=== WRITTEN REQUEST ===
Determine which lines contain the word "operation", then copy those lines.

=== RECORDS PROVIDED ===
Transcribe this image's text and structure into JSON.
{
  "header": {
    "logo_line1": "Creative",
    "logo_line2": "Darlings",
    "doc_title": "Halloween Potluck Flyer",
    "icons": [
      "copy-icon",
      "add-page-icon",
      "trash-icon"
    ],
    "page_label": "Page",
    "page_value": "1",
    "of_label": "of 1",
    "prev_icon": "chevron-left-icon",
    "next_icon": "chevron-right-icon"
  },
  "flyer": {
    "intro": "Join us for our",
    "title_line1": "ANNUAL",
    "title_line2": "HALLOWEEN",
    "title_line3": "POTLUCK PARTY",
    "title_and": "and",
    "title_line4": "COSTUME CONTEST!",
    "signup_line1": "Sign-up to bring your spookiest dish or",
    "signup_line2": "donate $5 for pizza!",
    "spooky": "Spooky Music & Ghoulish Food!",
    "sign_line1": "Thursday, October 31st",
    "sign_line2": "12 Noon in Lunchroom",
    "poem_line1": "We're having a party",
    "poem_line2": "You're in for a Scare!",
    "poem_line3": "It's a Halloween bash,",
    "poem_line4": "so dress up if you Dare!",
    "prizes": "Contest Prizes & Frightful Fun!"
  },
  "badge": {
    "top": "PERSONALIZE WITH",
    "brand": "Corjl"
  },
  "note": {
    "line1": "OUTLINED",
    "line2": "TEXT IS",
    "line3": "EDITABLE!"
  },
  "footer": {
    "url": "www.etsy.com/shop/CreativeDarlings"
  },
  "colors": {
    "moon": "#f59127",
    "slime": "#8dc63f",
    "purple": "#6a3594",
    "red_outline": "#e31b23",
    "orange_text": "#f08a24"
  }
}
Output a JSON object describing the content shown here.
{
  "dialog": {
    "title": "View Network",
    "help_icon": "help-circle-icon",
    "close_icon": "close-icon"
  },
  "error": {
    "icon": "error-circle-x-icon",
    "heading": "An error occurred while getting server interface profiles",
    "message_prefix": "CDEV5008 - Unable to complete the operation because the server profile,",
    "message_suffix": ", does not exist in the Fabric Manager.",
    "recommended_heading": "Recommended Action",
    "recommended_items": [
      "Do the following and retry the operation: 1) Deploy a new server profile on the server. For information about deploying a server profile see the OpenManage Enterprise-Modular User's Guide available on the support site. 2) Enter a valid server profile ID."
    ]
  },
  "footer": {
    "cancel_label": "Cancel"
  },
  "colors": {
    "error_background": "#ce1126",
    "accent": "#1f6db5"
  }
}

=== EXERCISE ANSWER ===
    "message_prefix": "CDEV5008 - Unable to complete the operation because the server profile,",
      "Do the following and retry the operation: 1) Deploy a new server profile on the server. For information about deploying a server profile see the OpenManage Enterprise-Modular User's Guide available on the support site. 2) Enter a valid server profile ID."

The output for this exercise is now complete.